▶ [Exercise instructions] Search the material below for the word "background". Copy every line that has it.

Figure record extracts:
---*---

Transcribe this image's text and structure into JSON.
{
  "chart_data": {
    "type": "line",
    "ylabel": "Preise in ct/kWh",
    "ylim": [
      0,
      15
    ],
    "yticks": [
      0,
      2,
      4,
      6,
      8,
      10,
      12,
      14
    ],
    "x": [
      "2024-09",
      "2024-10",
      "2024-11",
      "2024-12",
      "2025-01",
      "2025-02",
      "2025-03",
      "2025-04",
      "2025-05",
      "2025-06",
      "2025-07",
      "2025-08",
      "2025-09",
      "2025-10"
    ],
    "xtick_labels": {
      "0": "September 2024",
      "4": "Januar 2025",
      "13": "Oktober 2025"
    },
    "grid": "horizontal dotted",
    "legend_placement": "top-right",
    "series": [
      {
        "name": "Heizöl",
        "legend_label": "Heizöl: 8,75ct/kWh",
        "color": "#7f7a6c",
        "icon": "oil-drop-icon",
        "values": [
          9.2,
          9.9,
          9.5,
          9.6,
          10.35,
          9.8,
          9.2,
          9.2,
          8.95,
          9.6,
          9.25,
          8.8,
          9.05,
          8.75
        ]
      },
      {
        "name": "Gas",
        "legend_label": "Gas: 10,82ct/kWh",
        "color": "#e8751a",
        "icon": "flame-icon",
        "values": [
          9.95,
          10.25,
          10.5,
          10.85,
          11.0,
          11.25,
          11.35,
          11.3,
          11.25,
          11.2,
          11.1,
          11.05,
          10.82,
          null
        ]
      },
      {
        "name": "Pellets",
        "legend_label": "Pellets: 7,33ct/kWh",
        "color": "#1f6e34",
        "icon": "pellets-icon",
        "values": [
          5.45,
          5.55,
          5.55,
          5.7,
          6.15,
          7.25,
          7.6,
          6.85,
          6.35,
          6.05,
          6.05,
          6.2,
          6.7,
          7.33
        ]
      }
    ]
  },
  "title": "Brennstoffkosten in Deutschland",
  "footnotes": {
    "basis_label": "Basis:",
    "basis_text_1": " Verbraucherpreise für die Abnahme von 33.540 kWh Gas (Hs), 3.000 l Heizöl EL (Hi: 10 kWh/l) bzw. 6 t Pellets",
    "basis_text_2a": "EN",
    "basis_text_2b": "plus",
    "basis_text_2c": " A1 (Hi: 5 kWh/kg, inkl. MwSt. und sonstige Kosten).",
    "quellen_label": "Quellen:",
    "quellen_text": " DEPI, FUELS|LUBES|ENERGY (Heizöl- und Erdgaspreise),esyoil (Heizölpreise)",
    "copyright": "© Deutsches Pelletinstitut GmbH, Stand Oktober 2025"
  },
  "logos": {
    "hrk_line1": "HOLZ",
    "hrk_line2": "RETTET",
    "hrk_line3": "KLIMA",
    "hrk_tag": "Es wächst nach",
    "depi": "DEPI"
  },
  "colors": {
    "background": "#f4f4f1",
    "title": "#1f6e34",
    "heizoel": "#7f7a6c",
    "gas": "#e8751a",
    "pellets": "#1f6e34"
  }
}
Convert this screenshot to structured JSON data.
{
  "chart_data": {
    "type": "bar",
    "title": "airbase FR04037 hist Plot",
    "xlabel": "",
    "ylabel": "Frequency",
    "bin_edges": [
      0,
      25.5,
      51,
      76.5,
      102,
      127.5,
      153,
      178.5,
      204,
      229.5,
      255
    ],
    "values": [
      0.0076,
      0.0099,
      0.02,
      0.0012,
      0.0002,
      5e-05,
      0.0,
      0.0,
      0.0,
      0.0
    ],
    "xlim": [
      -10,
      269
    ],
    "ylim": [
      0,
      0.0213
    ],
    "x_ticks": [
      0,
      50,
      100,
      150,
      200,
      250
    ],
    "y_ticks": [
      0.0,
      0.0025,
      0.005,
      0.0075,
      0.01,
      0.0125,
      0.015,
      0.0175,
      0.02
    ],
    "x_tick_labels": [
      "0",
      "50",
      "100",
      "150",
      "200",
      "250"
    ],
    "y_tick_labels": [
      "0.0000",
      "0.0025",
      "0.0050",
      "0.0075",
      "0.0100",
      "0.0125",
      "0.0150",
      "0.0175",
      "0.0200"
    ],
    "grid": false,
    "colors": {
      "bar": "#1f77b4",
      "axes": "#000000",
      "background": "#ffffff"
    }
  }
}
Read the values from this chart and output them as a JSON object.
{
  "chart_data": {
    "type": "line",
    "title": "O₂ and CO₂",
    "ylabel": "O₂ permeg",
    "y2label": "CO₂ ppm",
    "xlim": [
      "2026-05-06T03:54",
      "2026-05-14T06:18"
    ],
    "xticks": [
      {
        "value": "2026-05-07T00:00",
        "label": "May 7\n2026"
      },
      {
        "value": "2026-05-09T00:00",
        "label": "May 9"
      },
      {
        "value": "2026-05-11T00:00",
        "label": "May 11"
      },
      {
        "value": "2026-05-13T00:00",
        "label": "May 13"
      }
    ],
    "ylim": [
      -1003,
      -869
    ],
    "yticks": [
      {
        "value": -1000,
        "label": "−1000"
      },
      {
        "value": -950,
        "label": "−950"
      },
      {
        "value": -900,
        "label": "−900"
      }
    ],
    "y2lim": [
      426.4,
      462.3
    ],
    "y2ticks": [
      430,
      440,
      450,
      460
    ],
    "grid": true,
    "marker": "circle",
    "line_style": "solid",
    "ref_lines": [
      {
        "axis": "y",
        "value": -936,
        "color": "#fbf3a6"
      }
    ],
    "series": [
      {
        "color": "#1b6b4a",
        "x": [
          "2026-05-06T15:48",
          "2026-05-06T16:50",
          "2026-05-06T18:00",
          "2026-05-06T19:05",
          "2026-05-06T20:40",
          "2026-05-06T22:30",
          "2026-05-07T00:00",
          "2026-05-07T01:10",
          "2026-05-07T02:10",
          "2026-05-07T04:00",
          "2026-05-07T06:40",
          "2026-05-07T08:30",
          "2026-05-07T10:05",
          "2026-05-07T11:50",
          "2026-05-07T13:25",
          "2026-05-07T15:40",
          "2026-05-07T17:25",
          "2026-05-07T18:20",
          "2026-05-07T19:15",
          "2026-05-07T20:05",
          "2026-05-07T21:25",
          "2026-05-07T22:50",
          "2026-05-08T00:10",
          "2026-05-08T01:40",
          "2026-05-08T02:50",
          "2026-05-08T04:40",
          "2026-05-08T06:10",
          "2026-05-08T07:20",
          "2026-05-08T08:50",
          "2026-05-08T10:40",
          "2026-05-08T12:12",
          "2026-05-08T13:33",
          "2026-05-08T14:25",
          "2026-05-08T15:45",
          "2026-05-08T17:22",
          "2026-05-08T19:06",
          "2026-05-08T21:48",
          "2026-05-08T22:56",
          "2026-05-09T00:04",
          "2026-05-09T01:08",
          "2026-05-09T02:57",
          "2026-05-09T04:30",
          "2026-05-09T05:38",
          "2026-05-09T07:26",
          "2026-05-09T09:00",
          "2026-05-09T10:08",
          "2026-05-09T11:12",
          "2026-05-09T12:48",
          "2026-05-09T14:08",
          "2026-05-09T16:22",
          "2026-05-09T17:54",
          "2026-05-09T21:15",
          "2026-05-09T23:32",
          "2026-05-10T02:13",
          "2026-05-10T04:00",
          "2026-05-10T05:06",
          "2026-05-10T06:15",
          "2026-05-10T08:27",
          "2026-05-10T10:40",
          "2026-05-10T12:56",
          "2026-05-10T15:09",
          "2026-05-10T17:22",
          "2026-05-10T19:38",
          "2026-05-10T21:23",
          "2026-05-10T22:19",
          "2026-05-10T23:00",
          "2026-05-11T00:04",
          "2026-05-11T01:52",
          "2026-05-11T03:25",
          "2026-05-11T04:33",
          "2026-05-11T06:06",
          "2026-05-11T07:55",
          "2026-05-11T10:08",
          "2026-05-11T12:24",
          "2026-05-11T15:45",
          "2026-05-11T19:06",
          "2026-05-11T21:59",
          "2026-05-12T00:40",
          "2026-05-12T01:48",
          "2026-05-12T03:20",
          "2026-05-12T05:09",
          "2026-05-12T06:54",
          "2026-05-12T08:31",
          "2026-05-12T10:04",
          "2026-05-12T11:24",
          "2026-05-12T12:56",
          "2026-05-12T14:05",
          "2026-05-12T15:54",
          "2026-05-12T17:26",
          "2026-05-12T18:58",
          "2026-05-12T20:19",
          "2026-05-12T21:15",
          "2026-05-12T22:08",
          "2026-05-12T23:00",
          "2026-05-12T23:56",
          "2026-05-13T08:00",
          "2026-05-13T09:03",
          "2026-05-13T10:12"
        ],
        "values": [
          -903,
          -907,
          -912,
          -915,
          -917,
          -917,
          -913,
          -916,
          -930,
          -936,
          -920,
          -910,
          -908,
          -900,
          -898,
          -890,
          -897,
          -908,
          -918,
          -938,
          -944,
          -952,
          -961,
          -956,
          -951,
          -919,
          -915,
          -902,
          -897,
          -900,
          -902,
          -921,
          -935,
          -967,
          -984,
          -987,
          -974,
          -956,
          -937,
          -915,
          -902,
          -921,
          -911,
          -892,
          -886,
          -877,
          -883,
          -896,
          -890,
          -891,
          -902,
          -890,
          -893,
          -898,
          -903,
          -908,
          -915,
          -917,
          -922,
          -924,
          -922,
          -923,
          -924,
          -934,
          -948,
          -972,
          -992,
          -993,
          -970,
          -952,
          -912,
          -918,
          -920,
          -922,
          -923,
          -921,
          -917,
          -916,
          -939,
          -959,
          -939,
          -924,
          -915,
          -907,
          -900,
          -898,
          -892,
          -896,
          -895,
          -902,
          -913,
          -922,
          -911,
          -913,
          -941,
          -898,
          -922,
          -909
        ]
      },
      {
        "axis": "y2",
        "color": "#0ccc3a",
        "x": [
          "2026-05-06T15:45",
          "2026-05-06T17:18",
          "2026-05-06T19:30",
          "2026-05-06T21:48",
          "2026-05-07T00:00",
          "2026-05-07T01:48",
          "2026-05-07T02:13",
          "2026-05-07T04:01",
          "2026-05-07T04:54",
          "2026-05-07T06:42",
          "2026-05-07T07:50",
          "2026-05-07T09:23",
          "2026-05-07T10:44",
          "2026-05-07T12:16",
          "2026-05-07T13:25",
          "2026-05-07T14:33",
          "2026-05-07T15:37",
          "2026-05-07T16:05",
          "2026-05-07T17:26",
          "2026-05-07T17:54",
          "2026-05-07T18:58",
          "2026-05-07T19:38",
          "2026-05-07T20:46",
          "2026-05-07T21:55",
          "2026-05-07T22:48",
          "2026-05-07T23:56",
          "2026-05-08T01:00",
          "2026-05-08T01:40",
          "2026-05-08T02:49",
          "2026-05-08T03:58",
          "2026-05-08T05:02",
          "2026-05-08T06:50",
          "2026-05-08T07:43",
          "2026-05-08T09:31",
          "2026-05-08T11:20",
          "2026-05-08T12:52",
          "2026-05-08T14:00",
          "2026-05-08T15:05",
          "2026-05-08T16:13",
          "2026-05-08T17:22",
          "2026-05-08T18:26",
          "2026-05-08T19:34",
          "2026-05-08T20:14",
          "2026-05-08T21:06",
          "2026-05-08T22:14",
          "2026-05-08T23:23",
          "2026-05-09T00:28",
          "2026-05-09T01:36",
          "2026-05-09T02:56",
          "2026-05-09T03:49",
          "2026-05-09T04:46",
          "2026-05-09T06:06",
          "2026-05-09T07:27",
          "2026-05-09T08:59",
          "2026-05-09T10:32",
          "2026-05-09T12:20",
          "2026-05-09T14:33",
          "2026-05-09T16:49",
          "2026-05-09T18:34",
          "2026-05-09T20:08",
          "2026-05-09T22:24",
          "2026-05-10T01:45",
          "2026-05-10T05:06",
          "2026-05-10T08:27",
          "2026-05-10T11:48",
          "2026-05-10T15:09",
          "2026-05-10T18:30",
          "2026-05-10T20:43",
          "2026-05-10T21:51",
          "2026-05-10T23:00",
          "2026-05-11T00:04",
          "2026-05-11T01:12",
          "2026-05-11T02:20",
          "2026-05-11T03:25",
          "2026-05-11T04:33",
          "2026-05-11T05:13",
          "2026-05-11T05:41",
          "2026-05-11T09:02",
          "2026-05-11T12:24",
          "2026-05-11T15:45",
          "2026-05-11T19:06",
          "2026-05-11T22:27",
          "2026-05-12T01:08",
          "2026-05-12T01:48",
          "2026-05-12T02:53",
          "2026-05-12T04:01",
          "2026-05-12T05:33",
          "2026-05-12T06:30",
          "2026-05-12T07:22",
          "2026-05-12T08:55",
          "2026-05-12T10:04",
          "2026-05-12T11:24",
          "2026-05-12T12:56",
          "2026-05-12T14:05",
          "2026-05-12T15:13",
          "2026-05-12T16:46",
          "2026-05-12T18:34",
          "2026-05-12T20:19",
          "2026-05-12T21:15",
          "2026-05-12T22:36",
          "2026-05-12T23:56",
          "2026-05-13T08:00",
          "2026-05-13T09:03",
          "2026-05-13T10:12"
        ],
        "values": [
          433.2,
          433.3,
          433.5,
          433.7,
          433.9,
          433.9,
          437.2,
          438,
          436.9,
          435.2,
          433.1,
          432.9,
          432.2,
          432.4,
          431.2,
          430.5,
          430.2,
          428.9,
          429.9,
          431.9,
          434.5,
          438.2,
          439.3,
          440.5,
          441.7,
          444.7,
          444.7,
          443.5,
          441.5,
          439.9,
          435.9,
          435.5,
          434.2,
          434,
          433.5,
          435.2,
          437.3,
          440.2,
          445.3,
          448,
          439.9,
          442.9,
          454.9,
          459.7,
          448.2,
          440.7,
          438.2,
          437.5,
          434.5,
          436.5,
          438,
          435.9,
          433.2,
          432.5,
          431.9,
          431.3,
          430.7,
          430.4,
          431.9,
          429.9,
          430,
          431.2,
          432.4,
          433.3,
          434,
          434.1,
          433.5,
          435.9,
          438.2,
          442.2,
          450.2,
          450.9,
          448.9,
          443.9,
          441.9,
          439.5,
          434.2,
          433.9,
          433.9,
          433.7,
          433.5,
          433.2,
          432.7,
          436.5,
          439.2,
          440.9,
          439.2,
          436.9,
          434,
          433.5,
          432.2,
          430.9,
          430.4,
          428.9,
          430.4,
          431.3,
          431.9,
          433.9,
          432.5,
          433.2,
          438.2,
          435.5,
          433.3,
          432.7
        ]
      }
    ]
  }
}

---*---

▶ [Result of this exercise]
    "background": "#f4f4f1",
      "background": "#ffffff"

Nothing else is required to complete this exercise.